Directions: Looking at the listing, state how many of its lines contain the string "parts". Write only the number.

■ ■ ■ ■ ■

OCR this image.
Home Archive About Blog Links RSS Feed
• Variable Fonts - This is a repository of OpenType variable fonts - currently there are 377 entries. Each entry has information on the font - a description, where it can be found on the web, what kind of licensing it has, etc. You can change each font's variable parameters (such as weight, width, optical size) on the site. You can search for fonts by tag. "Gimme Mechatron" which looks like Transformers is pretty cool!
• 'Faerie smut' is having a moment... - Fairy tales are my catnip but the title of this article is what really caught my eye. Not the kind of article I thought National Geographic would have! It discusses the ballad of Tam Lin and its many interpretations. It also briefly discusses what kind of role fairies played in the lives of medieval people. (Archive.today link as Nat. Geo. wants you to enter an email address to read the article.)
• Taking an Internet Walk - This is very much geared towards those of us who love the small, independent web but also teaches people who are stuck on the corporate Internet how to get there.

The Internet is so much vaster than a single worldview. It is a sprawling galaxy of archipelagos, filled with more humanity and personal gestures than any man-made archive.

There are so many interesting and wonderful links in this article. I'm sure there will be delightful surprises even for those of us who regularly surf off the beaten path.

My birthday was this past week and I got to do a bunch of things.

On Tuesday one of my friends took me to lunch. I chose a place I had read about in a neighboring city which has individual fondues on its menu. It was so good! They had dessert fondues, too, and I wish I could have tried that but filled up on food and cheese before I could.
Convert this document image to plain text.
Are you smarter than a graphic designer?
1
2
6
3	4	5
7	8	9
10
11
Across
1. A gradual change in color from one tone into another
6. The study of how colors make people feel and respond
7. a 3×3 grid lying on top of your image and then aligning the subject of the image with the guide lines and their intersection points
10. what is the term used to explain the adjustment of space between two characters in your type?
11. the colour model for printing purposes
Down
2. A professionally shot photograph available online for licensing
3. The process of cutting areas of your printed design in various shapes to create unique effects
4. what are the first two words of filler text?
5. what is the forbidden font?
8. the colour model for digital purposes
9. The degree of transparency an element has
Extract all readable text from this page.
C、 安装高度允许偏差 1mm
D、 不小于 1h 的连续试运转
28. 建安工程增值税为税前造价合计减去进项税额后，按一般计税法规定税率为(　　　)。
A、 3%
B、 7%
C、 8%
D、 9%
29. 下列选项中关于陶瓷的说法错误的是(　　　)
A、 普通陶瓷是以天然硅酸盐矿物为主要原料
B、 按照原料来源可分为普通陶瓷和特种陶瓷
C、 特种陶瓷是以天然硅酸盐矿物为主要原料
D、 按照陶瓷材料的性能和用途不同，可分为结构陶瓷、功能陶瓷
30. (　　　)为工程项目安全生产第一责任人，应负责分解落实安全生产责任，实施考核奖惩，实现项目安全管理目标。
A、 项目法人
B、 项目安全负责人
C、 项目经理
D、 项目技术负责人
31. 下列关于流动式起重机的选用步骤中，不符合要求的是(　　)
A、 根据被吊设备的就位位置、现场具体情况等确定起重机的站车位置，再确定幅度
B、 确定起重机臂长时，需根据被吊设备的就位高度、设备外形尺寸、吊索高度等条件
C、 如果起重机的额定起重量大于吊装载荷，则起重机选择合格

■ ■ ■ ■ ■

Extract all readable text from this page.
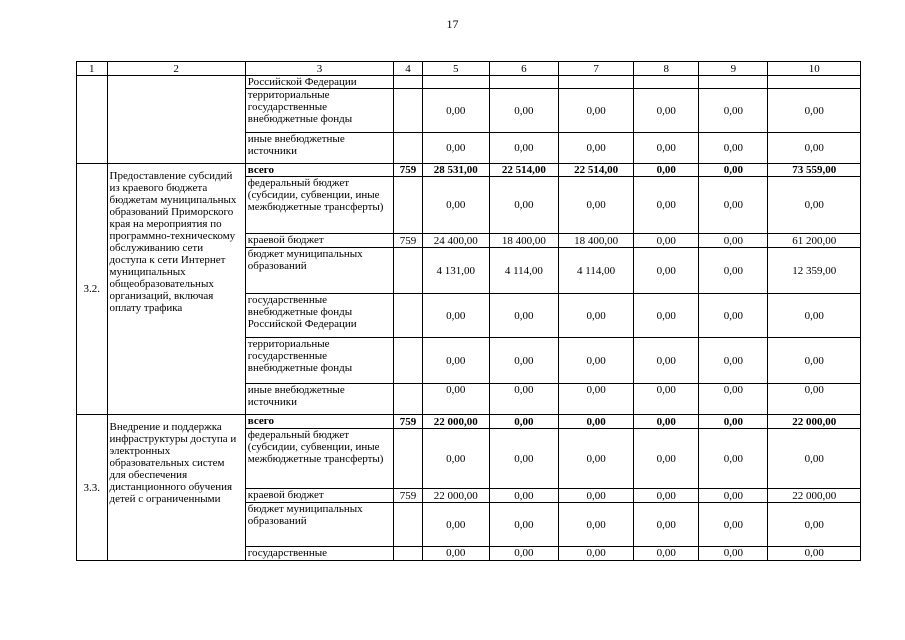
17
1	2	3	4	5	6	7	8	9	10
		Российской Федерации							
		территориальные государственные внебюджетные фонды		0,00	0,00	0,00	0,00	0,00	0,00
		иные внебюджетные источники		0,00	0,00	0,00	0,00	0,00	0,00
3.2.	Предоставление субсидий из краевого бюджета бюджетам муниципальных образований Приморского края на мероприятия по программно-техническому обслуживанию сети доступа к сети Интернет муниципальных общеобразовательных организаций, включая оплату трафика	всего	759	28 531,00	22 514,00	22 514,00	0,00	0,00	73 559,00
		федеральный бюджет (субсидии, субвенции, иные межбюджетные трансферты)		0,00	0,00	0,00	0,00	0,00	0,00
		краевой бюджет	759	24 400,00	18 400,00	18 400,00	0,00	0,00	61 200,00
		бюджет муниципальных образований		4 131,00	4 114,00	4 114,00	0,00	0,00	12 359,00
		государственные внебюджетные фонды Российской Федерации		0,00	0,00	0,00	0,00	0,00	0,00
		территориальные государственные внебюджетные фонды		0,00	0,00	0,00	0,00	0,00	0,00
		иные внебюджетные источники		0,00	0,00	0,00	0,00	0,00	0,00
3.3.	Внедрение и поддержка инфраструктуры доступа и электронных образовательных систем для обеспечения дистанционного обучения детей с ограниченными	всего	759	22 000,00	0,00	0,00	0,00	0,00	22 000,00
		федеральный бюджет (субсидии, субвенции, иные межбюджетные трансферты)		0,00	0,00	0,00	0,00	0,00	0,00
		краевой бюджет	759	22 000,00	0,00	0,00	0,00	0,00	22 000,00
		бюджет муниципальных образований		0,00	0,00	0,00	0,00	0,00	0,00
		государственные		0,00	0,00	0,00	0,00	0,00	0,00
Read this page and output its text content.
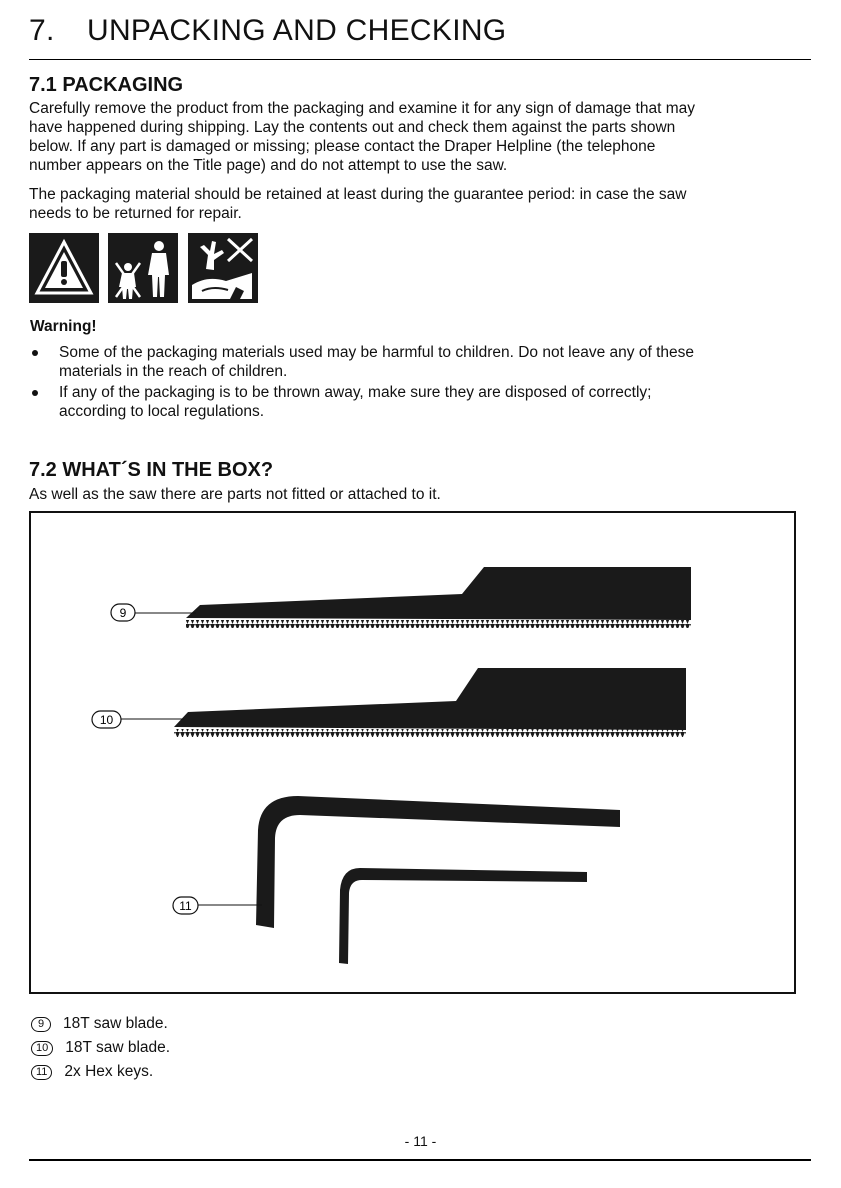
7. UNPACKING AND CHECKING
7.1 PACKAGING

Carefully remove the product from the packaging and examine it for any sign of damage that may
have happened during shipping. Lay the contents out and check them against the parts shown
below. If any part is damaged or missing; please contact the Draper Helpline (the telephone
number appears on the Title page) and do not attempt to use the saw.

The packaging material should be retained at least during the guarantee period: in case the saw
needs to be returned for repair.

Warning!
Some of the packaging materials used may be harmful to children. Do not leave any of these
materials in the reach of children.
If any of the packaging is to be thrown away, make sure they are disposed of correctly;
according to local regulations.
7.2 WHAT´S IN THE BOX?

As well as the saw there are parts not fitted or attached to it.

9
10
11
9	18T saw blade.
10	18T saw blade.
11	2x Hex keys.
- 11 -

■ ■ ■ ■ ■

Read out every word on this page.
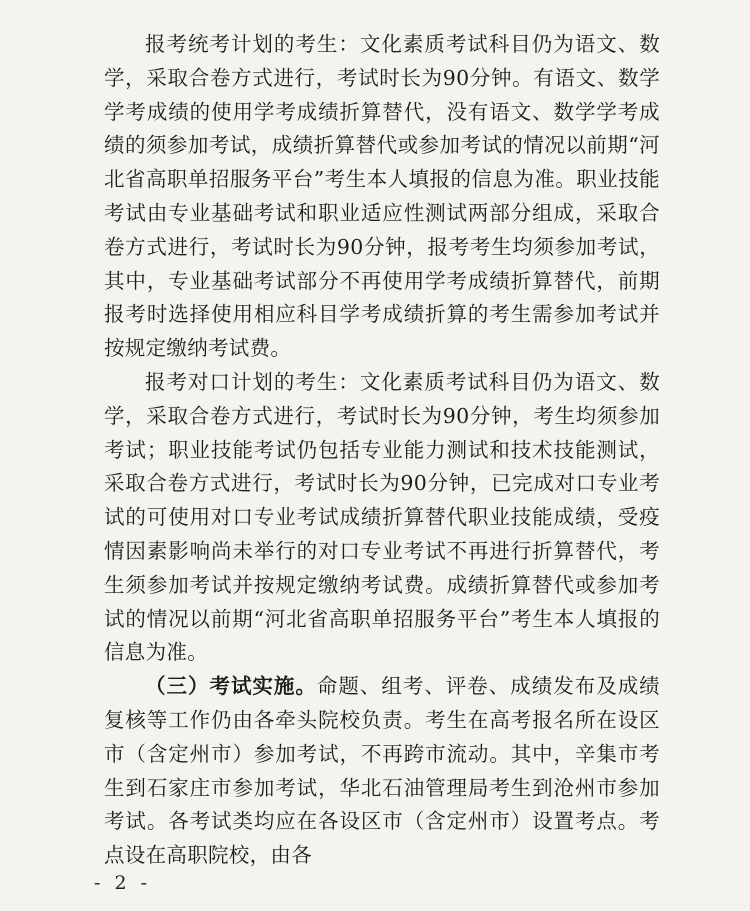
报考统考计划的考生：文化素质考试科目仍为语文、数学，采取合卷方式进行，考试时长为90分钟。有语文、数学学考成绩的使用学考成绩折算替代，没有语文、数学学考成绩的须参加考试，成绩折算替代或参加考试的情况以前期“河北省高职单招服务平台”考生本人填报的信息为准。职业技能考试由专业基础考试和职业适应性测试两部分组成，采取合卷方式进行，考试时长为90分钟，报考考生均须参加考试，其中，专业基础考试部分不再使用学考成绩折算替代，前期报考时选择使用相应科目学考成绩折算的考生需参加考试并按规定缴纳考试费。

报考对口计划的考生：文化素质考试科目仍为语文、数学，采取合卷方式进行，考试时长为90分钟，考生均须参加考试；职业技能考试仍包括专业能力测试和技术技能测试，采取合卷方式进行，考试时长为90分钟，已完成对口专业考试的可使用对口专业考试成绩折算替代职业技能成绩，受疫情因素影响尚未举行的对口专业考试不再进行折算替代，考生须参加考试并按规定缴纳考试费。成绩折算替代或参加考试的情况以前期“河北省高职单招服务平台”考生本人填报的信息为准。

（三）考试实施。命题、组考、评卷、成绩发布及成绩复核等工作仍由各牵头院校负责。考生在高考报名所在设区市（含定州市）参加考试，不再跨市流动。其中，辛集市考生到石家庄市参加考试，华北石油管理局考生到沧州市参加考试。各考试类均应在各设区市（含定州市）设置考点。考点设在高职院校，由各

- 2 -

■ ■ ■ ■ ■

The result: 2